Required task
Check each line of the material below, and copy it if it holds the string "digunakan".

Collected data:
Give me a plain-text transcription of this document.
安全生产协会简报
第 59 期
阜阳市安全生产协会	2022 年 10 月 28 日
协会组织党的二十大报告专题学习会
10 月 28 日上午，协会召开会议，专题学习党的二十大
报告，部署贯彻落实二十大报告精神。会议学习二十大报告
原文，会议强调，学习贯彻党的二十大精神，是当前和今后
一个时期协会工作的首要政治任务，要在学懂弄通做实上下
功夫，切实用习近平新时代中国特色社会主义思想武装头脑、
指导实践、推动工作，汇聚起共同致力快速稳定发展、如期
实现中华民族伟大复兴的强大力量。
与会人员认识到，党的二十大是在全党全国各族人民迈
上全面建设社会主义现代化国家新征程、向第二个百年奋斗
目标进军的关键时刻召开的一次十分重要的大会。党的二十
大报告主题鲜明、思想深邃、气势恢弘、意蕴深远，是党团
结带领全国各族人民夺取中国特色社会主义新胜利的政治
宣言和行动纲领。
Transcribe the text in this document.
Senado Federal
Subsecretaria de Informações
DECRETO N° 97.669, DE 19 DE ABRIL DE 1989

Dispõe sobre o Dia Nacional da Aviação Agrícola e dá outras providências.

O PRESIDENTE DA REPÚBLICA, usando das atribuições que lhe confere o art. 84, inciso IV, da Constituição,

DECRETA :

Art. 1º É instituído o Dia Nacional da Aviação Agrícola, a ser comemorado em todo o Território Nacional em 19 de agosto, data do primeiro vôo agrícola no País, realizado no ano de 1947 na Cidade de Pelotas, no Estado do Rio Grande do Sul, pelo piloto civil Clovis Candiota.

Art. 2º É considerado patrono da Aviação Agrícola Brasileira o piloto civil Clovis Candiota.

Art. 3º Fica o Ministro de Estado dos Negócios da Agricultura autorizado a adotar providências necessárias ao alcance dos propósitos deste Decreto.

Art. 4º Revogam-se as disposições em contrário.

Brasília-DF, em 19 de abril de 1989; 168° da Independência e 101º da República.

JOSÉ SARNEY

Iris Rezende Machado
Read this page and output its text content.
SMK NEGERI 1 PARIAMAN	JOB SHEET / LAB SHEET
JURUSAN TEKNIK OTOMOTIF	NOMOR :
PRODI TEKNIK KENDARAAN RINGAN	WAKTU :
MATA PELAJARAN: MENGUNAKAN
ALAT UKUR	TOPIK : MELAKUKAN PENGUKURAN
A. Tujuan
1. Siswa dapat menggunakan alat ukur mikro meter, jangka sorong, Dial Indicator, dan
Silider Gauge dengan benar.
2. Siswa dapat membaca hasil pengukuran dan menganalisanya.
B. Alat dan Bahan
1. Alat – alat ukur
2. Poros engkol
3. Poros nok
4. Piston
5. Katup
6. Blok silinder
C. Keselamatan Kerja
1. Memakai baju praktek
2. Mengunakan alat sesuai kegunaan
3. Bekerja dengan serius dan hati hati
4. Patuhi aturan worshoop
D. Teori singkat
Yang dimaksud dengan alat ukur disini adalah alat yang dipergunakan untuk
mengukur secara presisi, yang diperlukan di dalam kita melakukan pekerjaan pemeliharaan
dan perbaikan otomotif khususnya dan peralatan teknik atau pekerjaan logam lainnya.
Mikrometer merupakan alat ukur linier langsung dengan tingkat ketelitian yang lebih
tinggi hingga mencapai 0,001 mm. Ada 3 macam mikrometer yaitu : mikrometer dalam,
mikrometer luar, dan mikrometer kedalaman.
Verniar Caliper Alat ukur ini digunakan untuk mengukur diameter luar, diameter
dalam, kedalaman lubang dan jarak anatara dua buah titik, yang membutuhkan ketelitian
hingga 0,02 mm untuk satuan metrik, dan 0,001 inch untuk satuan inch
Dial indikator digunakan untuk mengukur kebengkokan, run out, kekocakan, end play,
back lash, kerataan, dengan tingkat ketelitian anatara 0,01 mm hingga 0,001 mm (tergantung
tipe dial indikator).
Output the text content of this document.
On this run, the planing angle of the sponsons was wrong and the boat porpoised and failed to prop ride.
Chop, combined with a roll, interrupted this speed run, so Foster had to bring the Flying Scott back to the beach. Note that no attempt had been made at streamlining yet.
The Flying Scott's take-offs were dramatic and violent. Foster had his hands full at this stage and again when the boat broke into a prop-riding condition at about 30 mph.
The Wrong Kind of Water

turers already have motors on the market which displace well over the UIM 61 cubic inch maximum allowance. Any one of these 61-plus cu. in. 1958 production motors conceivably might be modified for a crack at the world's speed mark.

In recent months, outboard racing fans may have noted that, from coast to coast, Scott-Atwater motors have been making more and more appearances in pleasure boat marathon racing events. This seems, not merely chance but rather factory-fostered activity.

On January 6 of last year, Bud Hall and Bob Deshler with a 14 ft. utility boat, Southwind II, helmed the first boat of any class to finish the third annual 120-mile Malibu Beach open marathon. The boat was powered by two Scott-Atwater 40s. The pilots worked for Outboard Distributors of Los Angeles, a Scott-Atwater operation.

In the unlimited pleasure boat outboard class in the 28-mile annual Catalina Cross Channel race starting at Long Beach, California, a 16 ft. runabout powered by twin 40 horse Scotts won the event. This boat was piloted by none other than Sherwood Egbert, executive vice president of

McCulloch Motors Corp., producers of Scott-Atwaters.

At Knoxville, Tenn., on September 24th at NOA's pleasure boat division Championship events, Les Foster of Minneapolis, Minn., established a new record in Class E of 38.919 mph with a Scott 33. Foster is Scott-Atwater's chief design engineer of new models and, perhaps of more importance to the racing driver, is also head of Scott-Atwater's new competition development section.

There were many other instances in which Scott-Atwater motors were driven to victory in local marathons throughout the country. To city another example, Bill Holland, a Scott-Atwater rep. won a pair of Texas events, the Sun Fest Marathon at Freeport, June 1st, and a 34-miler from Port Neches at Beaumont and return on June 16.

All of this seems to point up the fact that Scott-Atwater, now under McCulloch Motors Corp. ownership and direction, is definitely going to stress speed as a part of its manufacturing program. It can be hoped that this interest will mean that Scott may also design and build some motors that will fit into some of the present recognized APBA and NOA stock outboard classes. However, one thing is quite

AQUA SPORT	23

Response to this exercise
Verniar Caliper Alat ukur ini digunakan untuk mengukur diameter luar, diameter
Dial indikator digunakan untuk mengukur kebengkokan, run out, kekocakan, end play,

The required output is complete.